Task instructions —
**1)** Can you shorten the paragraph in the offshore banking article that begins "Sure, they are bound by laws" while keeping its main facts?
**2)** Could you write out, word for word, everything in the offshore banking article from "It’s NOT like" down to "with their requirements."?

Source text —

□ □ □ □

Every time we talk about ‘offshore’ something, we feel like we must explain ourselves. It conjures up images of sneaky older men, drinking whiskey on the rocks while depositing briefcases full of bundles of cash into numbered accounts, never to be sussed out.
It’s NOT like that.
You can open an offshore bank account and not be or do any of that. Plus, it’s all legitimate and you’ll never run into trouble with any tax authority if you comply with their requirements.
So, please, don’t be thrown off by the word ‘offshore’. You can and you should have a foreign bank account, for various reasons.
Here’s what we’re going to cover in this Tax-Free Citizen article.
- Is Having an Offshore Account Illegal?
2. 7 Reasons Why You Should Bank Offshore
- Your personal information will remain personal
- Banks are safer elsewhere
- Foreign banks pay higher interest fees
- Diversify your currency
- Opening doors for yourself
- Avert political and fiscal disasters
- Keep your assets safely tucked away
3. How to Open a Foreign Bank Account
- App-based Banks
- What Happens Next?
- Should You DIY?
5. Best Countries to Open an Offshore Bank Account
1. What’s Offshore Banking?
Before we get into the nitty gritty, it might help to have a basic definition of what offshore even means.
This concept dates back to the beginning of 18 th -century Switzerland. Of course, it would be Switzerland – the original offshore haven!
Back then, banking secrecy was the top concern for Swiss bankers as wealthy Europeans flocked to the land of Alps, chocolate and watchmaking.
Forever positioned as politically neutral, Switzerland did their very best to shroud the identities of their depositors in mystery, be it individuals, corporations or even banks.
Needless to say, the main objective of many of those entities was tax avoidance. Switzerland allowed them to fully exploit super-lax financial regulation.
But what’s offshore banking right now, in the 21 st century?
It simply means that you’ve opened a foreign bank account that is not in your usual country of residence or citizenship.
That’s all there is to it.
Have you invested your money or are you banking in locations that you don’t consider ‘your country’? Then you’re banking offshore.
Is Having an Offshore Account Illegal?
Nowadays, it’s not about tax evasion or secrecy. It’s about smart financial planning and tax optimisation.
Having an offshore account is totally legal, as long as you’re complying with all the requirements that your country of citizenship and/or residency have imposed on you.
Mostly, those requirements involve reporting. In certain instances, it might be about paying tax on your profit too (say, income from interest accrued). So, keep things legal and reported, and you’ll be totally in the clear with authorities.
2. 7 Reasons Why You Should Bank Offshore
There are multiple reasons why you should open a bank account in an offshore company outside your
country. Below, you can find our top seven:
1. Your personal information will remain personal
You probably know the drill when it comes to opening a bank account in your state or country.
They ask for so much personal information that sometimes it feels even your own family doctor doesn’t know that much about you as does your banker!
Do you really want to share it with complete strangers?
Sure, they are bound by laws to keep it safe and sound, but you’ll just never know. When you open a foreign bank account, your personal information will be kept private and will be less vulnerable to data breaches. You can also pay for a service of a nominee, which will add an extra layer of privacy to your account.

□ □ □ □

Stored records —
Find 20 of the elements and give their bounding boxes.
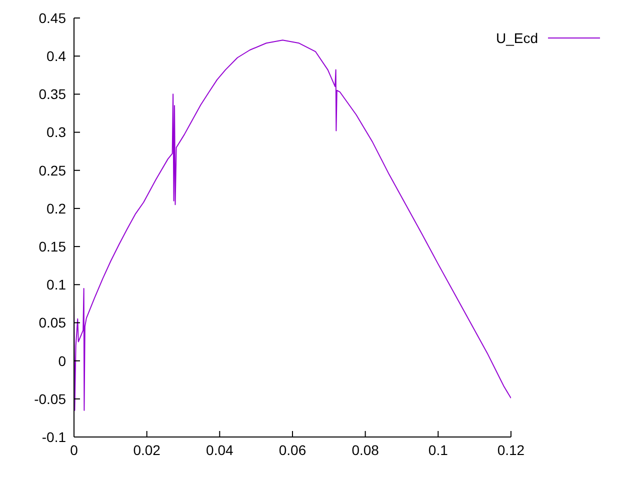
y-tick-label: 0.4 xyxy=(46,48,66,64)
y-tick-label: 0.3 xyxy=(46,124,66,140)
legend-label: U_Ecd xyxy=(496,30,538,46)
x-tick-label: 0.12 xyxy=(497,442,525,458)
y-tick-label: 0.2 xyxy=(46,200,66,216)
x-tick-label: 0 xyxy=(70,442,78,458)
y-tick-label: 0 xyxy=(58,352,66,369)
x-tick-label: 0.06 xyxy=(278,442,306,458)
y-tick-label: -0.05 xyxy=(34,390,66,407)
y-tick-label: -0.1 xyxy=(42,428,66,445)
y-tick-label: 0.25 xyxy=(38,162,66,178)
y-tick-label: 0.45 xyxy=(38,10,66,26)
x-tick-label: 0.08 xyxy=(352,442,380,458)
x-tick-label: 0.02 xyxy=(133,442,161,458)
y-tick-label: 0.1 xyxy=(46,276,66,293)
x-tick-label: 0.04 xyxy=(206,442,234,458)
y-tick-label: 0.15 xyxy=(38,238,66,255)
x-tick-label: 0.1 xyxy=(428,442,448,458)
y-tick-label: 0.05 xyxy=(38,314,66,331)
y-tick-label: 0.35 xyxy=(38,86,66,102)
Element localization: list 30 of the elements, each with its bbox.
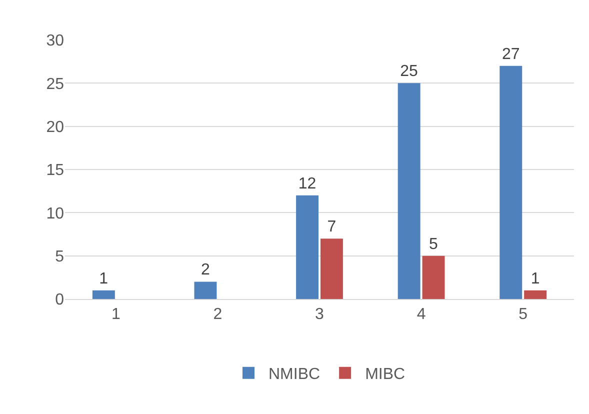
x-tick-label: 1 — [111, 306, 120, 324]
bar — [500, 66, 522, 299]
data-label: 7 — [327, 218, 336, 236]
x-tick-label: 5 — [518, 306, 528, 324]
y-tick-label: 30 — [46, 32, 64, 50]
y-tick-label: 20 — [46, 118, 64, 136]
x-tick-label: 4 — [416, 306, 426, 324]
bar — [524, 290, 547, 299]
data-label: 1 — [99, 270, 108, 288]
bar — [320, 238, 343, 299]
data-label: 5 — [429, 236, 438, 253]
data-label: 12 — [298, 175, 316, 192]
bar — [398, 83, 420, 299]
data-label: 2 — [200, 262, 210, 279]
y-tick-label: 25 — [46, 76, 64, 93]
y-tick-label: 0 — [55, 292, 64, 309]
bar — [92, 290, 115, 299]
data-label: 1 — [530, 270, 540, 288]
data-label: 25 — [400, 63, 418, 80]
y-tick-label: 10 — [46, 205, 64, 222]
bar — [422, 256, 445, 299]
bar — [296, 195, 319, 299]
y-tick-label: 5 — [55, 248, 64, 266]
bar — [194, 282, 217, 299]
data-label: 27 — [502, 46, 520, 63]
x-tick-label: 3 — [315, 306, 324, 324]
x-tick-label: 2 — [213, 306, 222, 324]
legend-label: NMIBC — [268, 366, 320, 384]
legend-label: MIBC — [365, 366, 406, 384]
y-tick-label: 15 — [46, 162, 64, 180]
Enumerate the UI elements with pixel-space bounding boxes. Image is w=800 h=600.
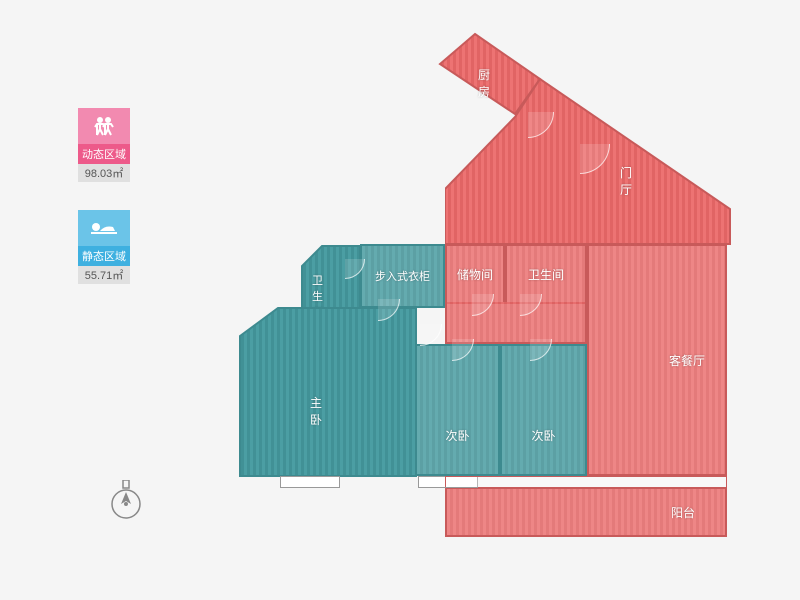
legend-panel: 动态区域 98.03㎡ 静态区域 55.71㎡ (78, 108, 130, 312)
legend-static-value: 55.71㎡ (78, 266, 130, 284)
legend-dynamic-value: 98.03㎡ (78, 164, 130, 182)
room-bathroom-dynamic: 卫生间 (505, 244, 587, 304)
master-shape (238, 306, 418, 478)
compass-icon (108, 480, 144, 525)
room-living: 客餐厅 (587, 244, 727, 476)
balcony-glass (445, 476, 727, 487)
living-label: 客餐厅 (669, 352, 705, 369)
balcony-label: 阳台 (671, 504, 695, 521)
bathroom-dyn-label: 卫生间 (528, 266, 564, 283)
legend-dynamic-label: 动态区域 (78, 144, 130, 164)
room-bedroom-2: 次卧 (500, 344, 587, 476)
room-bedroom-1: 次卧 (415, 344, 500, 476)
storage-label: 储物间 (457, 266, 493, 283)
room-storage-ext (445, 302, 587, 344)
closet-label: 步入式衣柜 (375, 268, 430, 284)
bedroom2-label: 次卧 (531, 427, 555, 444)
room-balcony: 阳台 (445, 487, 727, 537)
bedroom1-label: 次卧 (445, 427, 469, 444)
floorplan: 厨房 门厅 卫生间 储物间 客餐厅 阳台 步入式衣柜 (220, 24, 760, 584)
legend-static-label: 静态区域 (78, 246, 130, 266)
legend-dynamic: 动态区域 98.03㎡ (78, 108, 130, 182)
room-walkin-closet: 步入式衣柜 (360, 244, 445, 308)
balcony-rail-1 (280, 476, 340, 488)
people-icon (78, 108, 130, 144)
sleep-icon (78, 210, 130, 246)
legend-static: 静态区域 55.71㎡ (78, 210, 130, 284)
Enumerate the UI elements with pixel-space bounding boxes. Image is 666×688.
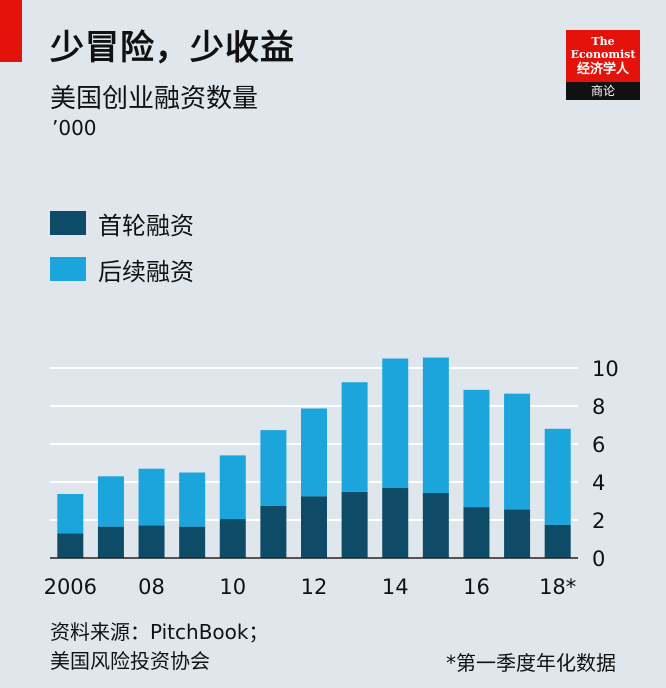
bar-follow-2015 xyxy=(422,357,449,494)
bar-follow-2014 xyxy=(382,358,409,488)
economist-logo: The Economist 经济学人 商论 xyxy=(566,30,640,100)
bar-follow-2011 xyxy=(260,430,287,506)
bar-first-2007 xyxy=(97,526,124,558)
y-tick-label-4: 4 xyxy=(592,471,605,495)
x-tick-label-2018: 18* xyxy=(539,575,576,599)
source-line-2: 美国风险投资协会 xyxy=(50,649,210,673)
legend-item-first: 首轮融资 xyxy=(50,200,194,246)
chart-title: 少冒险，少收益 xyxy=(50,28,295,68)
bar-first-2010 xyxy=(219,519,246,558)
bar-follow-2010 xyxy=(219,455,246,520)
x-tick-label-2012: 12 xyxy=(301,575,328,599)
bar-follow-2012 xyxy=(301,408,327,497)
y-tick-label-10: 10 xyxy=(592,357,619,381)
legend-label-follow: 后续融资 xyxy=(98,257,194,286)
bar-first-2009 xyxy=(179,526,206,558)
logo-line-1: The xyxy=(591,35,615,48)
source-line-1: 资料来源：PitchBook； xyxy=(50,620,269,644)
bar-first-2006 xyxy=(57,533,84,558)
chart-subtitle: 美国创业融资数量 xyxy=(50,84,259,114)
bar-follow-2013 xyxy=(341,382,368,492)
bar-first-2017 xyxy=(504,509,531,558)
bar-first-2016 xyxy=(463,507,490,558)
x-tick-label-2010: 10 xyxy=(219,575,246,599)
footnote: *第一季度年化数据 xyxy=(446,651,616,675)
unit-label: ’000 xyxy=(52,116,97,140)
legend-item-follow: 后续融资 xyxy=(50,246,194,292)
bar-follow-2018 xyxy=(544,428,571,525)
bar-first-2015 xyxy=(422,493,449,558)
x-tick-label-2006: 2006 xyxy=(44,575,97,599)
bar-first-2008 xyxy=(138,525,165,558)
y-tick-label-2: 2 xyxy=(592,509,605,533)
bar-first-2012 xyxy=(301,496,327,558)
x-tick-label-2008: 08 xyxy=(138,575,165,599)
logo-line-2: Economist xyxy=(570,48,636,61)
logo-line-3: 经济学人 xyxy=(576,62,629,77)
bar-follow-2008 xyxy=(138,468,165,526)
bar-first-2011 xyxy=(260,505,287,558)
bar-follow-2006 xyxy=(57,493,84,534)
bar-follow-2017 xyxy=(504,393,531,510)
bar-first-2014 xyxy=(382,487,409,558)
x-tick-label-2016: 16 xyxy=(463,575,490,599)
source-note: 资料来源：PitchBook； 美国风险投资协会 xyxy=(50,618,268,676)
bar-follow-2009 xyxy=(179,472,206,527)
bar-first-2013 xyxy=(341,491,368,558)
y-tick-label-6: 6 xyxy=(592,433,605,457)
bar-first-2018 xyxy=(544,524,571,558)
y-tick-label-8: 8 xyxy=(592,395,605,419)
y-tick-label-0: 0 xyxy=(592,547,605,571)
bar-follow-2016 xyxy=(463,389,490,508)
red-tag xyxy=(0,0,22,62)
x-tick-label-2014: 14 xyxy=(382,575,409,599)
legend: 首轮融资 后续融资 xyxy=(50,200,194,292)
logo-red-block: The Economist 经济学人 xyxy=(566,30,640,82)
legend-swatch-first xyxy=(50,211,86,235)
bar-chart: 0 2 4 6 8 10 2006 08 10 12 14 16 18* xyxy=(44,357,619,599)
bar-follow-2007 xyxy=(97,476,124,527)
legend-swatch-follow xyxy=(50,257,86,281)
logo-tag: 商论 xyxy=(566,82,640,100)
legend-label-first: 首轮融资 xyxy=(98,211,194,240)
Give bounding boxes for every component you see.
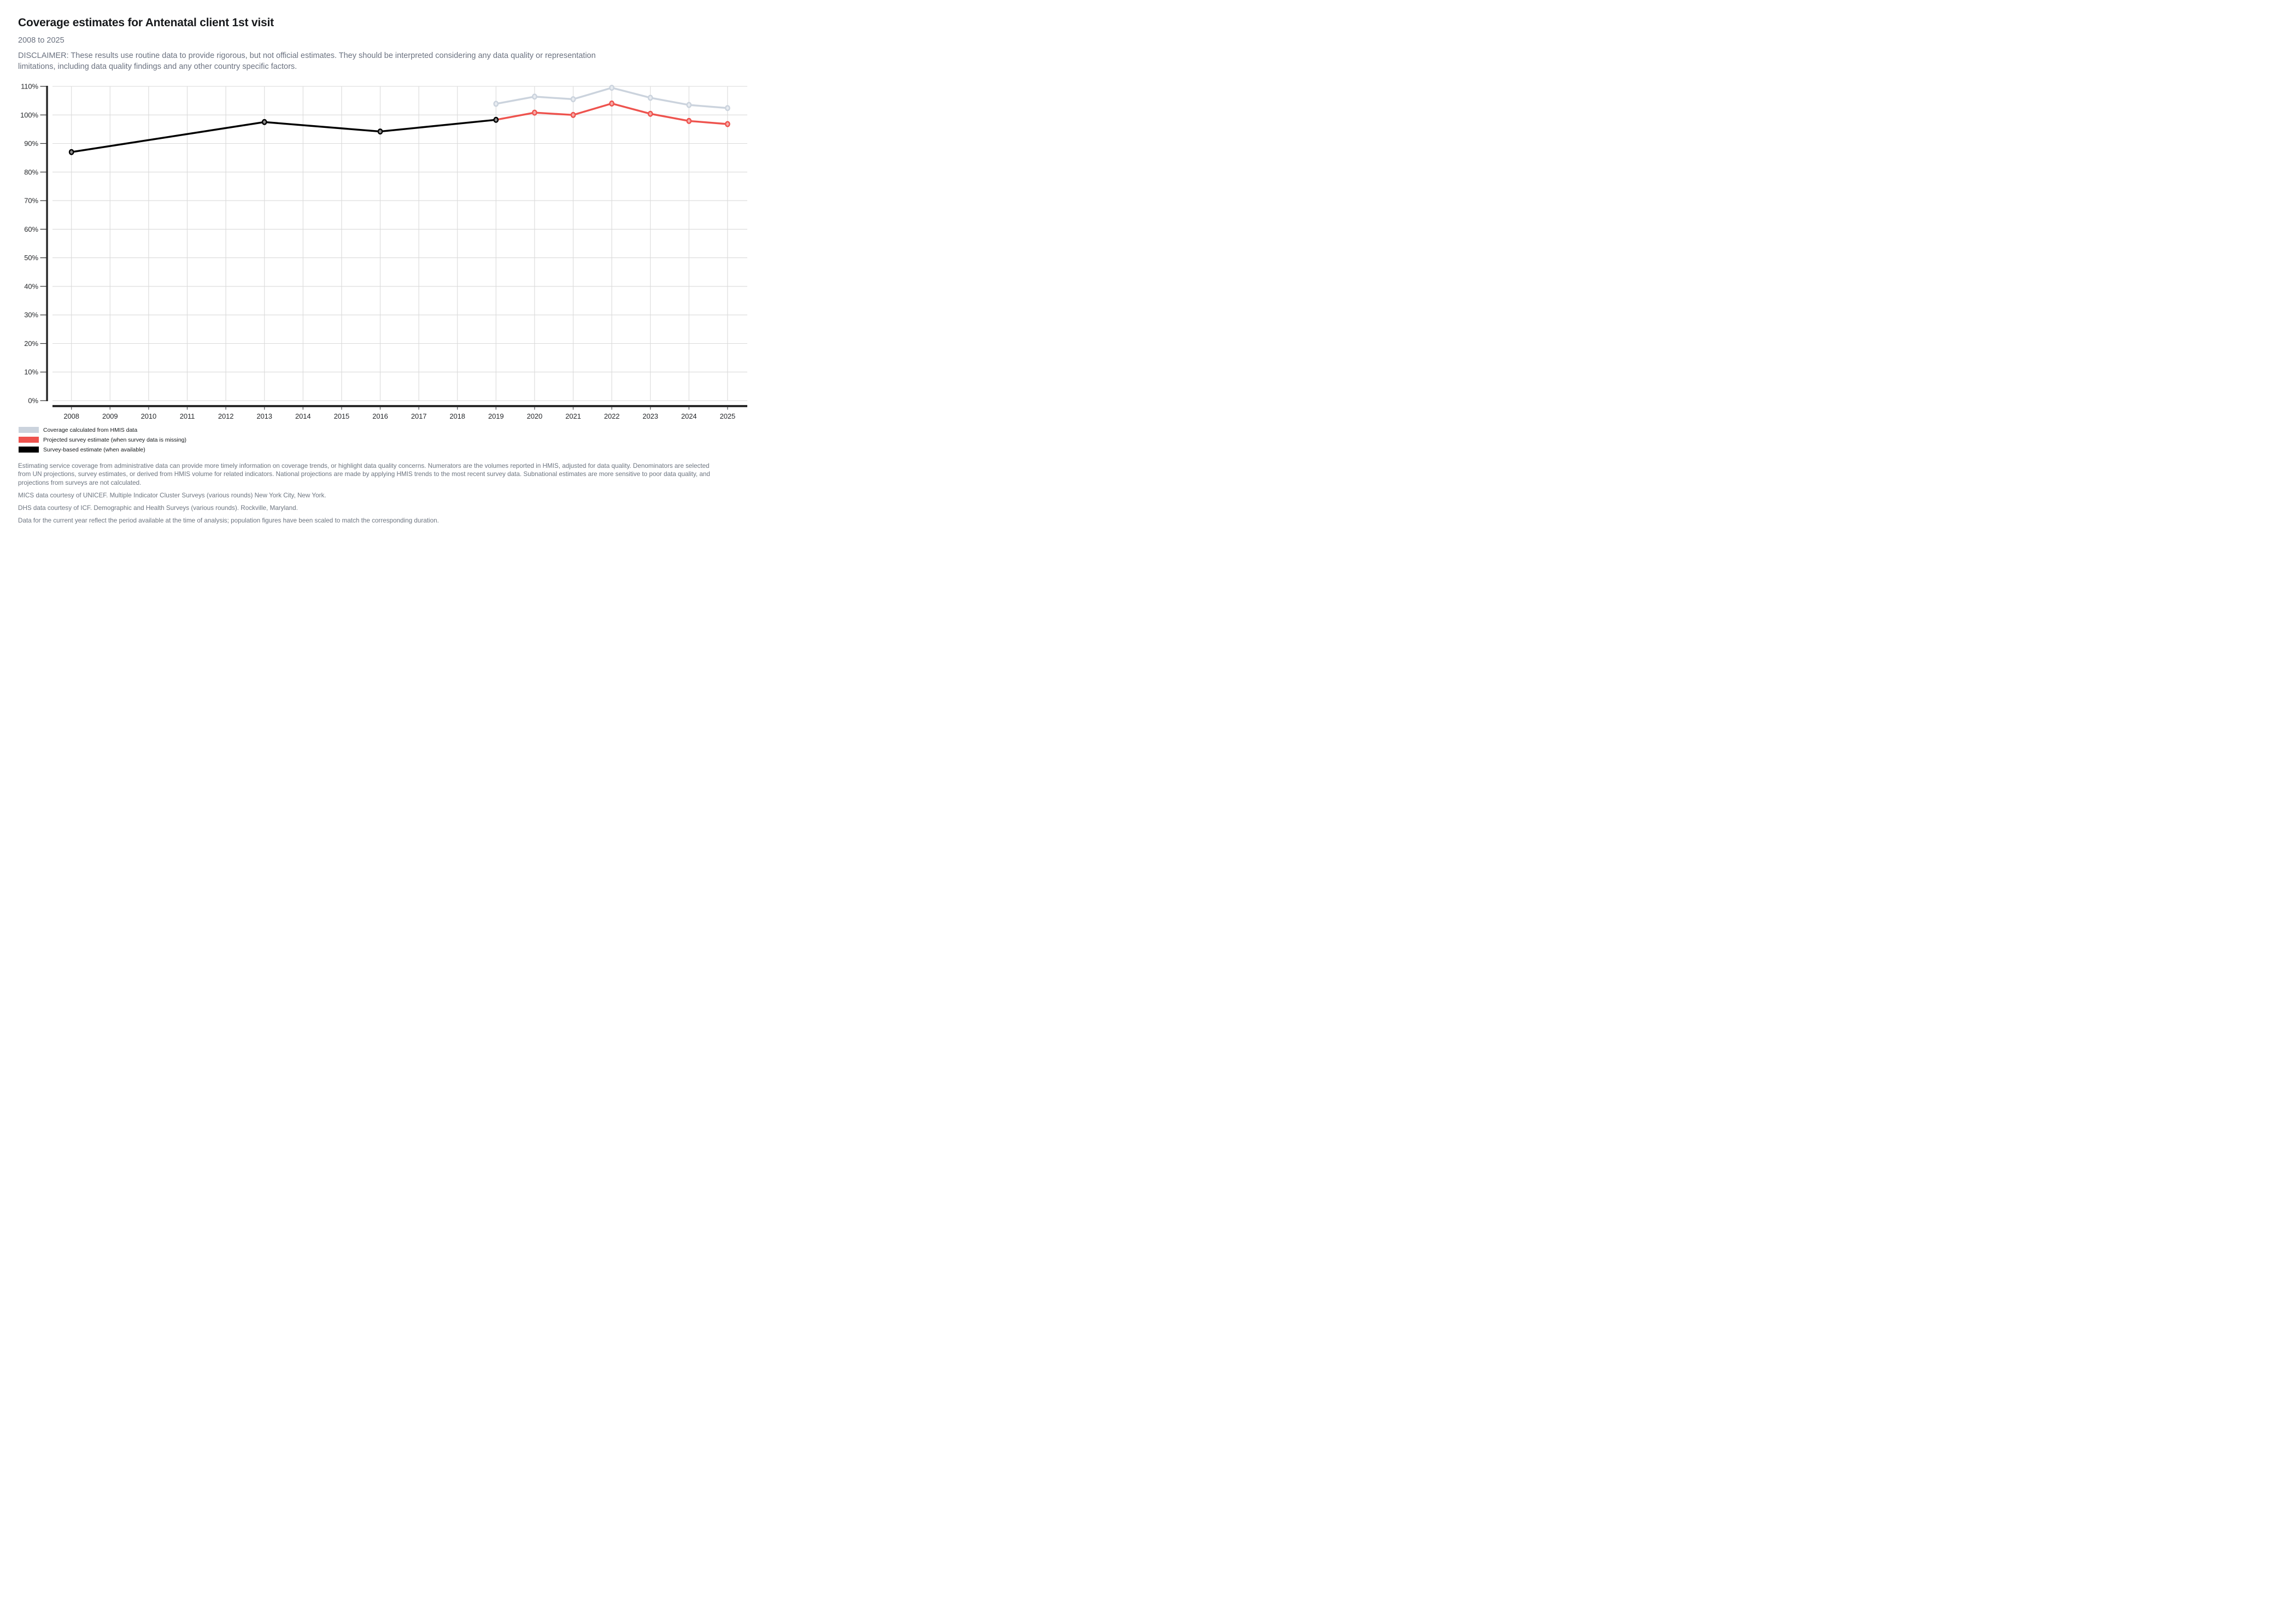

□ □ □ □

Results for the exercise —
**1)** Banks are legally required to keep your information safe, but you can't be certain they will. A foreign bank account keeps your personal information private and less exposed to data breaches. Paying for a nominee service adds another layer of privacy.

**2)**
It’s NOT like that.
You can open an offshore bank account and not be or do any of that. Plus, it’s all legitimate and you’ll never run into trouble with any tax authority if you comply with their requirements.